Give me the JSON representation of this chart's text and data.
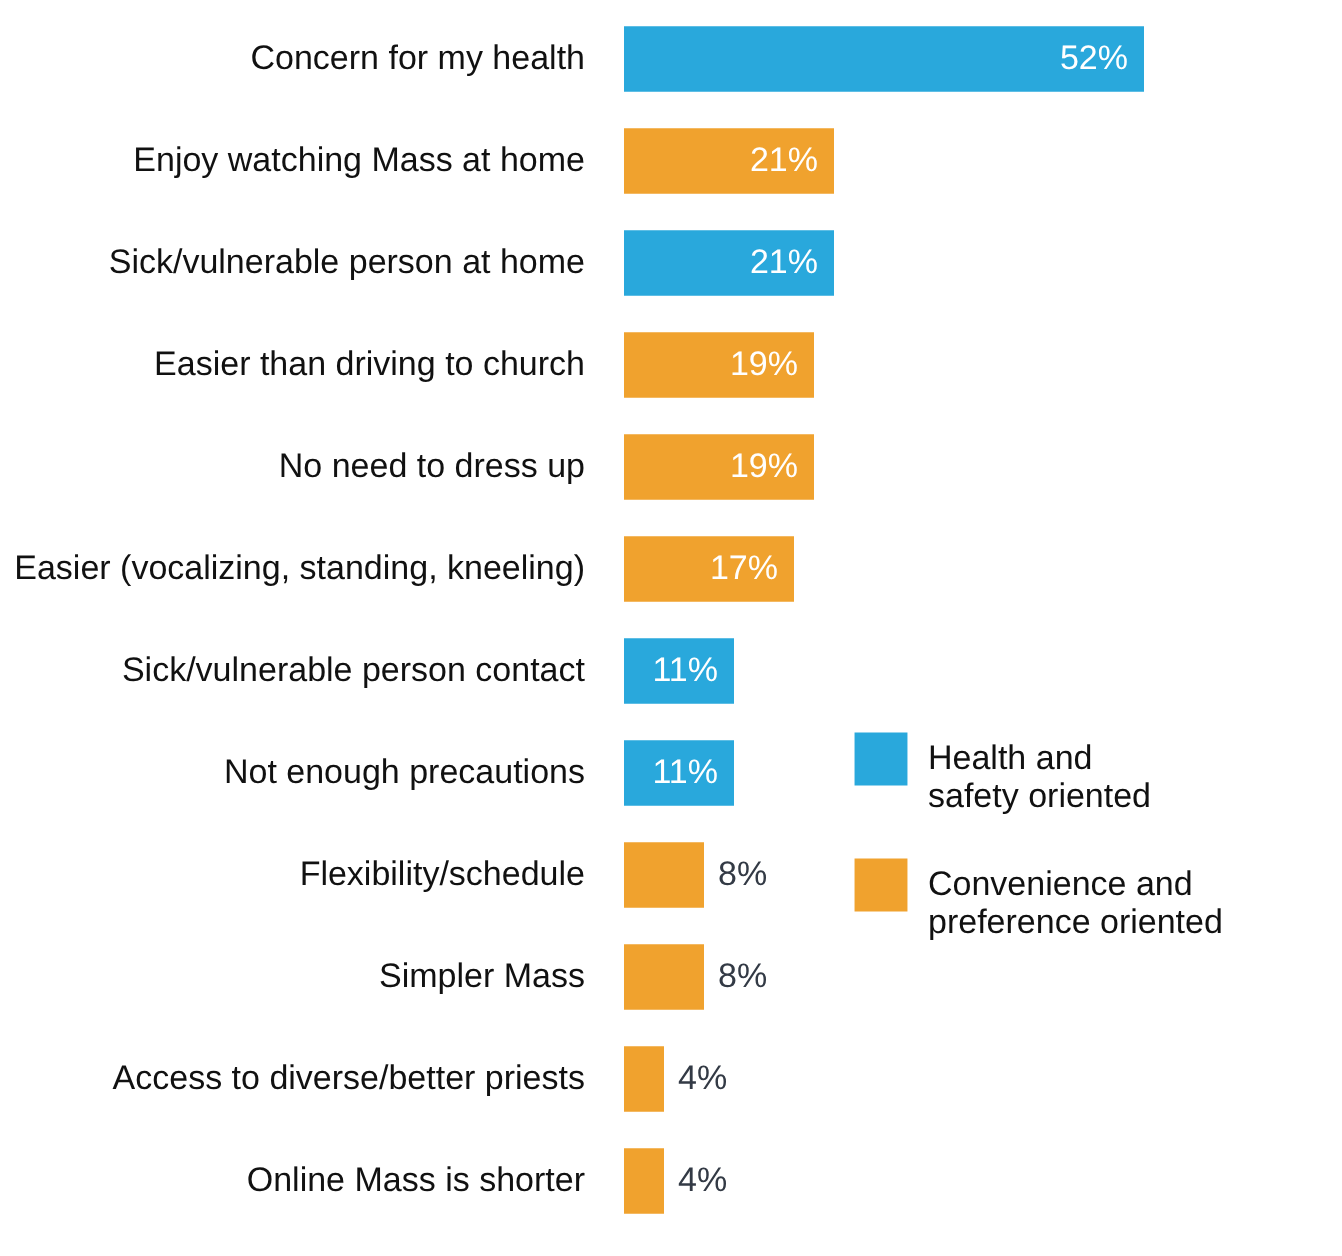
{
  "chart_data": {
    "type": "bar",
    "orientation": "horizontal",
    "categories": [
      "Concern for my health",
      "Enjoy watching Mass at home",
      "Sick/vulnerable person at home",
      "Easier than driving to church",
      "No need to dress up",
      "Easier (vocalizing, standing, kneeling)",
      "Sick/vulnerable person contact",
      "Not enough precautions",
      "Flexibility/schedule",
      "Simpler Mass",
      "Access to diverse/better priests",
      "Online Mass is shorter"
    ],
    "series": [
      {
        "name": "Health and safety oriented",
        "color": "#29a8dc",
        "values": [
          52,
          null,
          21,
          null,
          null,
          null,
          11,
          11,
          null,
          null,
          null,
          null
        ],
        "value_labels": [
          "52%",
          null,
          "21%",
          null,
          null,
          null,
          "11%",
          "11%",
          null,
          null,
          null,
          null
        ]
      },
      {
        "name": "Convenience and preference oriented",
        "color": "#f0a22e",
        "values": [
          null,
          21,
          null,
          19,
          19,
          17,
          null,
          null,
          8,
          8,
          4,
          4
        ],
        "value_labels": [
          null,
          "21%",
          null,
          "19%",
          "19%",
          "17%",
          null,
          null,
          "8%",
          "8%",
          "4%",
          "4%"
        ]
      }
    ],
    "xlim": [
      0,
      63
    ],
    "tick_labels": "y",
    "grid": false,
    "legend": "bottom right"
  }
}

_____

* [Goal]
Reproduce the full listing above verbatim, with no pictures included.

* [Reply]
Give me the JSON representation of this chart's text and data.
{
  "chart_data": {
    "type": "bar",
    "orientation": "horizontal",
    "categories": [
      "Concern for my health",
      "Enjoy watching Mass at home",
      "Sick/vulnerable person at home",
      "Easier than driving to church",
      "No need to dress up",
      "Easier (vocalizing, standing, kneeling)",
      "Sick/vulnerable person contact",
      "Not enough precautions",
      "Flexibility/schedule",
      "Simpler Mass",
      "Access to diverse/better priests",
      "Online Mass is shorter"
    ],
    "series": [
      {
        "name": "Health and safety oriented",
        "color": "#29a8dc",
        "values": [
          52,
          null,
          21,
          null,
          null,
          null,
          11,
          11,
          null,
          null,
          null,
          null
        ],
        "value_labels": [
          "52%",
          null,
          "21%",
          null,
          null,
          null,
          "11%",
          "11%",
          null,
          null,
          null,
          null
        ]
      },
      {
        "name": "Convenience and preference oriented",
        "color": "#f0a22e",
        "values": [
          null,
          21,
          null,
          19,
          19,
          17,
          null,
          null,
          8,
          8,
          4,
          4
        ],
        "value_labels": [
          null,
          "21%",
          null,
          "19%",
          "19%",
          "17%",
          null,
          null,
          "8%",
          "8%",
          "4%",
          "4%"
        ]
      }
    ],
    "xlim": [
      0,
      63
    ],
    "tick_labels": "y",
    "grid": false,
    "legend": "bottom right"
  }
}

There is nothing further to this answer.